- **Task**
Identify each line containing the word "ylabel" and copy it.

- **Material supplied**
------------------------------------------------------------------------

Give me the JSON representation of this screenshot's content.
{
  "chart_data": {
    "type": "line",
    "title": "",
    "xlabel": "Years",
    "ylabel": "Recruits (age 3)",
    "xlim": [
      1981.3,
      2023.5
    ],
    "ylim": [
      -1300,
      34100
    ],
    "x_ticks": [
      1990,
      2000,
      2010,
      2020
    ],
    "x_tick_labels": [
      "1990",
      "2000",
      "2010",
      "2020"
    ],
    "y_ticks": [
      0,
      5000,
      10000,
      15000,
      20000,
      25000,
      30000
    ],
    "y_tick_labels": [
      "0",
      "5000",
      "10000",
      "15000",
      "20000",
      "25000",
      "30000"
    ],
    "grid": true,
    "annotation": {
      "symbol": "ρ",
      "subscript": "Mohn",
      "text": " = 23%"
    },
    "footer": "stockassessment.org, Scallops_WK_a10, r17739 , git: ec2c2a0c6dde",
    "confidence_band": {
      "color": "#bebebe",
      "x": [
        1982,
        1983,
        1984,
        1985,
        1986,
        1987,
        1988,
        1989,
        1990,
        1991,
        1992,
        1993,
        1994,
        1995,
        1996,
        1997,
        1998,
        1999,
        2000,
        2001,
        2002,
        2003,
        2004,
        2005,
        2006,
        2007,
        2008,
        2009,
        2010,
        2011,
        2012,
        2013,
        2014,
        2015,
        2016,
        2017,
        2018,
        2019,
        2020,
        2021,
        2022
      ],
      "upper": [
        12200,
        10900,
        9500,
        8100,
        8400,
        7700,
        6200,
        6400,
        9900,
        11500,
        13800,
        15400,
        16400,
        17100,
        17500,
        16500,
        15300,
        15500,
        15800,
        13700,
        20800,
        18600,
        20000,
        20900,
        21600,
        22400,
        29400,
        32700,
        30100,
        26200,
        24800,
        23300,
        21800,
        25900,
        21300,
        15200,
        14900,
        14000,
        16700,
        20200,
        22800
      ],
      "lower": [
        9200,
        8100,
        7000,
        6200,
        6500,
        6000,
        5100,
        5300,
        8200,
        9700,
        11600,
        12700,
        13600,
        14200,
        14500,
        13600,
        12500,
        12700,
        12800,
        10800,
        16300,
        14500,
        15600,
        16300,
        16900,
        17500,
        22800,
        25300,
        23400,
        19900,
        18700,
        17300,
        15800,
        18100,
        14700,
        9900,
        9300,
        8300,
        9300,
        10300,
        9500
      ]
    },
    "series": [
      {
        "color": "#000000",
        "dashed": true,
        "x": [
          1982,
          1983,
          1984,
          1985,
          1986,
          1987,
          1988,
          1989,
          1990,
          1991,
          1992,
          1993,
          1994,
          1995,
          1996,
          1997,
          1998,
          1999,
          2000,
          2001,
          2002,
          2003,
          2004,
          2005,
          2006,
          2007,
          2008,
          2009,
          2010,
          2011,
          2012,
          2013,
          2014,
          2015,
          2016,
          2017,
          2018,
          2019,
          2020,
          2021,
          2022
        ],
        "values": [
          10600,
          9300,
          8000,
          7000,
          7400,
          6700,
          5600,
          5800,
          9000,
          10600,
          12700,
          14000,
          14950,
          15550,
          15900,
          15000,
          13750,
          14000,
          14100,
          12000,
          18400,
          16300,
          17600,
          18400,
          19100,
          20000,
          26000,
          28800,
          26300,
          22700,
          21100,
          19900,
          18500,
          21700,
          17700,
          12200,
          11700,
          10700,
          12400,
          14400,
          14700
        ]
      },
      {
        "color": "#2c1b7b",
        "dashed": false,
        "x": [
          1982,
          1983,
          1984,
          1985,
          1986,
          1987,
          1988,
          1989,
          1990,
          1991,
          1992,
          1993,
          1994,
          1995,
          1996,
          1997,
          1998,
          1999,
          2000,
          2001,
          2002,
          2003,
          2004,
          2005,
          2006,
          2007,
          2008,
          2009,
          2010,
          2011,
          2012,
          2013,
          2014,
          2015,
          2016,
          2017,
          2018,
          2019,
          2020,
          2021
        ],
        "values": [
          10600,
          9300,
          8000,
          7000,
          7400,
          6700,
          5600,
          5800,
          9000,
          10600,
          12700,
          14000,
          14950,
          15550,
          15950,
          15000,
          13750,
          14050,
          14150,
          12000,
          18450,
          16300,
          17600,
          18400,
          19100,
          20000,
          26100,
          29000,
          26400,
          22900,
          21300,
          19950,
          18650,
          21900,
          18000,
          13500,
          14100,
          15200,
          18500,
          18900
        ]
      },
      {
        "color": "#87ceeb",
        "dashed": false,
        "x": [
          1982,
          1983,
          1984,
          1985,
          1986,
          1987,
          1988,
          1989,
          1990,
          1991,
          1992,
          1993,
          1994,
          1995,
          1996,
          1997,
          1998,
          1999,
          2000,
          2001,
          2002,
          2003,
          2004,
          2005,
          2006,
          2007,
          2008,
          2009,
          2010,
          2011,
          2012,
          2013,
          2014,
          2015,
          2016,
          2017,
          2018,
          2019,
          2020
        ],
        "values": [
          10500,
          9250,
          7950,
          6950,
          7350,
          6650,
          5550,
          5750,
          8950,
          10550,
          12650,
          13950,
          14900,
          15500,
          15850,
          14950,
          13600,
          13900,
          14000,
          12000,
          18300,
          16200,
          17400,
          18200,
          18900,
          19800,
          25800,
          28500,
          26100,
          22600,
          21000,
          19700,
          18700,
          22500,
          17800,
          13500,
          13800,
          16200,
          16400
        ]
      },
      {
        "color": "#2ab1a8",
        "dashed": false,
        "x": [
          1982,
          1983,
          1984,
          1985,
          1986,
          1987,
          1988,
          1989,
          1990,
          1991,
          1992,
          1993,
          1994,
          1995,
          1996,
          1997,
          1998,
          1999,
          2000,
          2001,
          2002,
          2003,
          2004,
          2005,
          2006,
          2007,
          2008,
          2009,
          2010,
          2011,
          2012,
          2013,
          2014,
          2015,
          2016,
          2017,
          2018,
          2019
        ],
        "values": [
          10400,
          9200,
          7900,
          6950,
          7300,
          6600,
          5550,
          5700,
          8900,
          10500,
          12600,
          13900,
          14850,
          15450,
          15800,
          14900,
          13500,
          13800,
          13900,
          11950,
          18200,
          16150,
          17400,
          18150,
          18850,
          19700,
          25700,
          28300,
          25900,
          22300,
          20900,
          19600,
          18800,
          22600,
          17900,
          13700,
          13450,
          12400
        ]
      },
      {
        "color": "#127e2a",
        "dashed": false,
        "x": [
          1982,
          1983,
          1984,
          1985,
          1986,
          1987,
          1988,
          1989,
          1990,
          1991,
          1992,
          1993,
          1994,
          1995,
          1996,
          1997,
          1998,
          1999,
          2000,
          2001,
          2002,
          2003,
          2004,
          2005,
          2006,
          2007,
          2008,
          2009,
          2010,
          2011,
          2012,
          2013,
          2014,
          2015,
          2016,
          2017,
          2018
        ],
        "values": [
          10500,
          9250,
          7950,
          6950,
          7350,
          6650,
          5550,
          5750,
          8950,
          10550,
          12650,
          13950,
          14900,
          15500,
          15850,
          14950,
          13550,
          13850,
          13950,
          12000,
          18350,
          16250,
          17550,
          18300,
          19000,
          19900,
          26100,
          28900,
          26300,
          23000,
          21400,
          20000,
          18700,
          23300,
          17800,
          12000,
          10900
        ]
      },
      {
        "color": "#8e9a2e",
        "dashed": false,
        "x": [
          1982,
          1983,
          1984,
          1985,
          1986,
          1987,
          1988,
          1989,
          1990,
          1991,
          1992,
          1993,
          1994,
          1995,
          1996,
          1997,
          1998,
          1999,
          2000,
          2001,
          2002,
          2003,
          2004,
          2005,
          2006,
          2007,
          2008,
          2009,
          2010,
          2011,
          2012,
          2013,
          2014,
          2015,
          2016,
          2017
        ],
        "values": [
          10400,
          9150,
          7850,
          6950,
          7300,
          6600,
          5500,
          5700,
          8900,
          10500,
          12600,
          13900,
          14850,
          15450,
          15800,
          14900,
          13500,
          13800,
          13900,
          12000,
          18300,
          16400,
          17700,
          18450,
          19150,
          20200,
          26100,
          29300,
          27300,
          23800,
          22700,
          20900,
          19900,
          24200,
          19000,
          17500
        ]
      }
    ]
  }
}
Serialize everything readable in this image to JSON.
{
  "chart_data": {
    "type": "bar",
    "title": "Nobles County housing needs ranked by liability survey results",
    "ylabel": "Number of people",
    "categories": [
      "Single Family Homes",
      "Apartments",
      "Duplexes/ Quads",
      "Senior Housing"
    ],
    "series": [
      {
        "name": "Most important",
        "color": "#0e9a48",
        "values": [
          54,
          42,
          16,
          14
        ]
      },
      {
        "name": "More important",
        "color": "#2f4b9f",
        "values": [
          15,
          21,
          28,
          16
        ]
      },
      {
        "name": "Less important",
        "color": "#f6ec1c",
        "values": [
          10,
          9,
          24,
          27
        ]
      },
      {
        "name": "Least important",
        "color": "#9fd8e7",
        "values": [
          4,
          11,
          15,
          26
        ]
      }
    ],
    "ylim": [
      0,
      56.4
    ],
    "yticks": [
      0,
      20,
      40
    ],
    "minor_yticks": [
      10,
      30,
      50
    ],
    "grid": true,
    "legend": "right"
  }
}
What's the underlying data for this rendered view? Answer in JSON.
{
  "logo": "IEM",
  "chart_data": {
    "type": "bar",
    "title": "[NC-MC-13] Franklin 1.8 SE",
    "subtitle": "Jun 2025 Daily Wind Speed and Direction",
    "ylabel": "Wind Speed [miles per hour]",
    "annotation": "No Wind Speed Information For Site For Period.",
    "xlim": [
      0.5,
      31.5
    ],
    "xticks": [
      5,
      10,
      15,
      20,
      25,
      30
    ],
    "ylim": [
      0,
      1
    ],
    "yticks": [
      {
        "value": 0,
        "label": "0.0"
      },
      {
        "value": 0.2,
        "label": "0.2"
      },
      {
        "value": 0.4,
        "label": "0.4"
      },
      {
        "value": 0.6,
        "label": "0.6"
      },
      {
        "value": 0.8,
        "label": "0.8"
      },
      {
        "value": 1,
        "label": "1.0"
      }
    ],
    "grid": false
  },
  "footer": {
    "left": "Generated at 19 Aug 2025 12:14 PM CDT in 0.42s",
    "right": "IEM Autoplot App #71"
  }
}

------------------------------------------------------------------------

- **Solution to this task**
    "ylabel": "Recruits (age 3)",
    "ylabel": "Number of people",
    "ylabel": "Wind Speed [miles per hour]",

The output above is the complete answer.